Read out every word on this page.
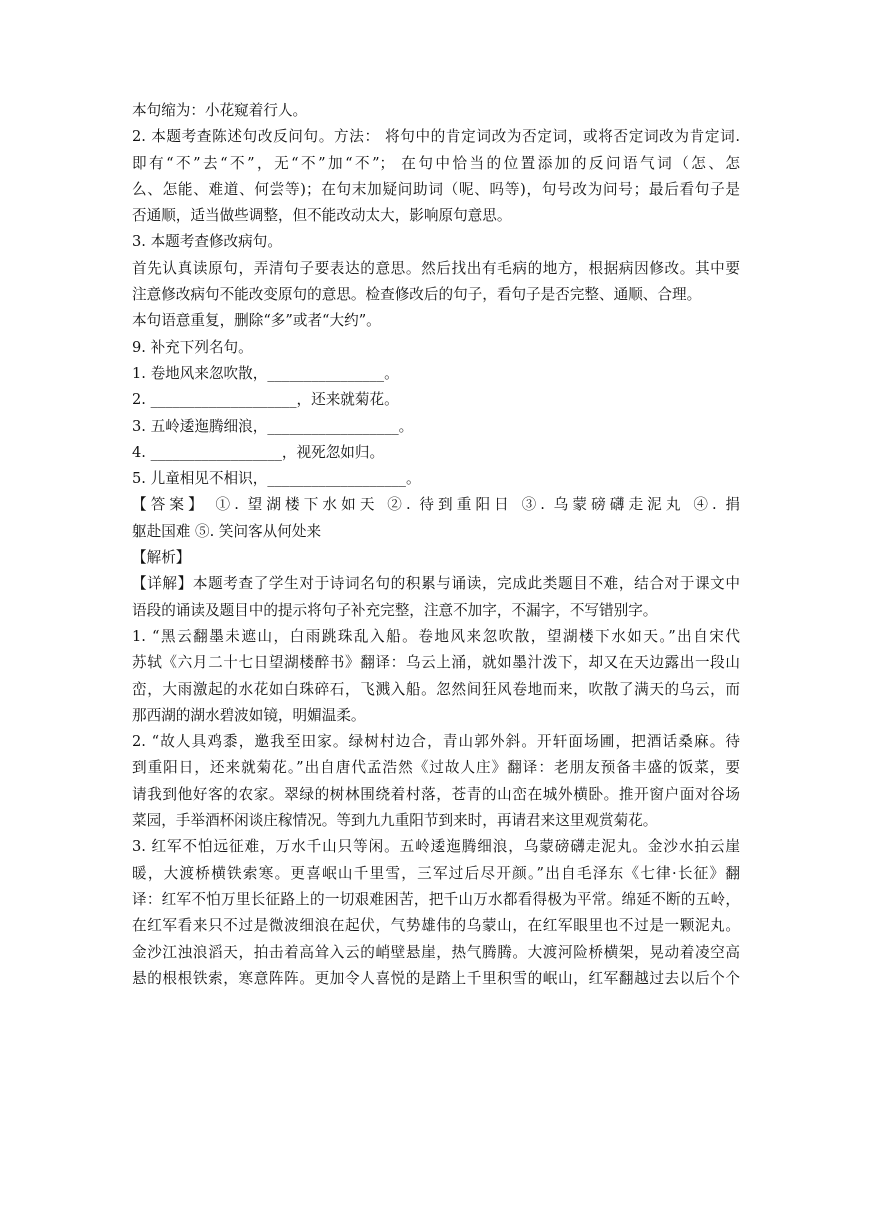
本句缩为：小花窥着行人。
2. 本题考查陈述句改反问句。方法： 将句中的肯定词改为否定词，或将否定词改为肯定词.
即有“不”去“不”，无“不”加“不”； 在句中恰当的位置添加的反问语气词（怎、怎
么、怎能、难道、何尝等)；在句末加疑问助词（呢、吗等)，句号改为问号；最后看句子是
否通顺，适当做些调整，但不能改动太大，影响原句意思。
3. 本题考查修改病句。
首先认真读原句，弄清句子要表达的意思。然后找出有毛病的地方，根据病因修改。其中要
注意修改病句不能改变原句的意思。检查修改后的句子，看句子是否完整、通顺、合理。
本句语意重复，删除“多”或者“大约”。
9. 补充下列名句。
1. 卷地风来忽吹散，________________。
2. ____________________，还来就菊花。
3. 五岭逶迤腾细浪，__________________。
4. __________________，视死忽如归。
5. 儿童相见不相识，___________________。
【答案】 ①. 望湖楼下水如天 ②. 待到重阳日 ③. 乌蒙磅礴走泥丸 ④. 捐
躯赴国难 ⑤. 笑问客从何处来
【解析】
【详解】本题考查了学生对于诗词名句的积累与诵读，完成此类题目不难，结合对于课文中
语段的诵读及题目中的提示将句子补充完整，注意不加字，不漏字，不写错别字。
1. “黑云翻墨未遮山，白雨跳珠乱入船。卷地风来忽吹散，望湖楼下水如天。”出自宋代
苏轼《六月二十七日望湖楼醉书》翻译：乌云上涌，就如墨汁泼下，却又在天边露出一段山
峦，大雨激起的水花如白珠碎石，飞溅入船。忽然间狂风卷地而来，吹散了满天的乌云，而
那西湖的湖水碧波如镜，明媚温柔。
2. “故人具鸡黍，邀我至田家。绿树村边合，青山郭外斜。开轩面场圃，把酒话桑麻。待
到重阳日，还来就菊花。”出自唐代孟浩然《过故人庄》翻译：老朋友预备丰盛的饭菜，要
请我到他好客的农家。翠绿的树林围绕着村落，苍青的山峦在城外横卧。推开窗户面对谷场
菜园，手举酒杯闲谈庄稼情况。等到九九重阳节到来时，再请君来这里观赏菊花。
3. 红军不怕远征难，万水千山只等闲。五岭逶迤腾细浪，乌蒙磅礴走泥丸。金沙水拍云崖
暖，大渡桥横铁索寒。更喜岷山千里雪，三军过后尽开颜。”出自毛泽东《七律·长征》翻
译：红军不怕万里长征路上的一切艰难困苦，把千山万水都看得极为平常。绵延不断的五岭，
在红军看来只不过是微波细浪在起伏，气势雄伟的乌蒙山，在红军眼里也不过是一颗泥丸。
金沙江浊浪滔天，拍击着高耸入云的峭壁悬崖，热气腾腾。大渡河险桥横架，晃动着凌空高
悬的根根铁索，寒意阵阵。更加令人喜悦的是踏上千里积雪的岷山，红军翻越过去以后个个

• [Short exercise]: Nothing but the pictures may be dropped; output the records above exactly.

• [Exercise answer]:
Read out every word on this page.
本句缩为：小花窥着行人。
2. 本题考查陈述句改反问句。方法： 将句中的肯定词改为否定词，或将否定词改为肯定词.
即有“不”去“不”，无“不”加“不”； 在句中恰当的位置添加的反问语气词（怎、怎
么、怎能、难道、何尝等)；在句末加疑问助词（呢、吗等)，句号改为问号；最后看句子是
否通顺，适当做些调整，但不能改动太大，影响原句意思。
3. 本题考查修改病句。
首先认真读原句，弄清句子要表达的意思。然后找出有毛病的地方，根据病因修改。其中要
注意修改病句不能改变原句的意思。检查修改后的句子，看句子是否完整、通顺、合理。
本句语意重复，删除“多”或者“大约”。
9. 补充下列名句。
1. 卷地风来忽吹散，________________。
2. ____________________，还来就菊花。
3. 五岭逶迤腾细浪，__________________。
4. __________________，视死忽如归。
5. 儿童相见不相识，___________________。
【答案】 ①. 望湖楼下水如天 ②. 待到重阳日 ③. 乌蒙磅礴走泥丸 ④. 捐
躯赴国难 ⑤. 笑问客从何处来
【解析】
【详解】本题考查了学生对于诗词名句的积累与诵读，完成此类题目不难，结合对于课文中
语段的诵读及题目中的提示将句子补充完整，注意不加字，不漏字，不写错别字。
1. “黑云翻墨未遮山，白雨跳珠乱入船。卷地风来忽吹散，望湖楼下水如天。”出自宋代
苏轼《六月二十七日望湖楼醉书》翻译：乌云上涌，就如墨汁泼下，却又在天边露出一段山
峦，大雨激起的水花如白珠碎石，飞溅入船。忽然间狂风卷地而来，吹散了满天的乌云，而
那西湖的湖水碧波如镜，明媚温柔。
2. “故人具鸡黍，邀我至田家。绿树村边合，青山郭外斜。开轩面场圃，把酒话桑麻。待
到重阳日，还来就菊花。”出自唐代孟浩然《过故人庄》翻译：老朋友预备丰盛的饭菜，要
请我到他好客的农家。翠绿的树林围绕着村落，苍青的山峦在城外横卧。推开窗户面对谷场
菜园，手举酒杯闲谈庄稼情况。等到九九重阳节到来时，再请君来这里观赏菊花。
3. 红军不怕远征难，万水千山只等闲。五岭逶迤腾细浪，乌蒙磅礴走泥丸。金沙水拍云崖
暖，大渡桥横铁索寒。更喜岷山千里雪，三军过后尽开颜。”出自毛泽东《七律·长征》翻
译：红军不怕万里长征路上的一切艰难困苦，把千山万水都看得极为平常。绵延不断的五岭，
在红军看来只不过是微波细浪在起伏，气势雄伟的乌蒙山，在红军眼里也不过是一颗泥丸。
金沙江浊浪滔天，拍击着高耸入云的峭壁悬崖，热气腾腾。大渡河险桥横架，晃动着凌空高
悬的根根铁索，寒意阵阵。更加令人喜悦的是踏上千里积雪的岷山，红军翻越过去以后个个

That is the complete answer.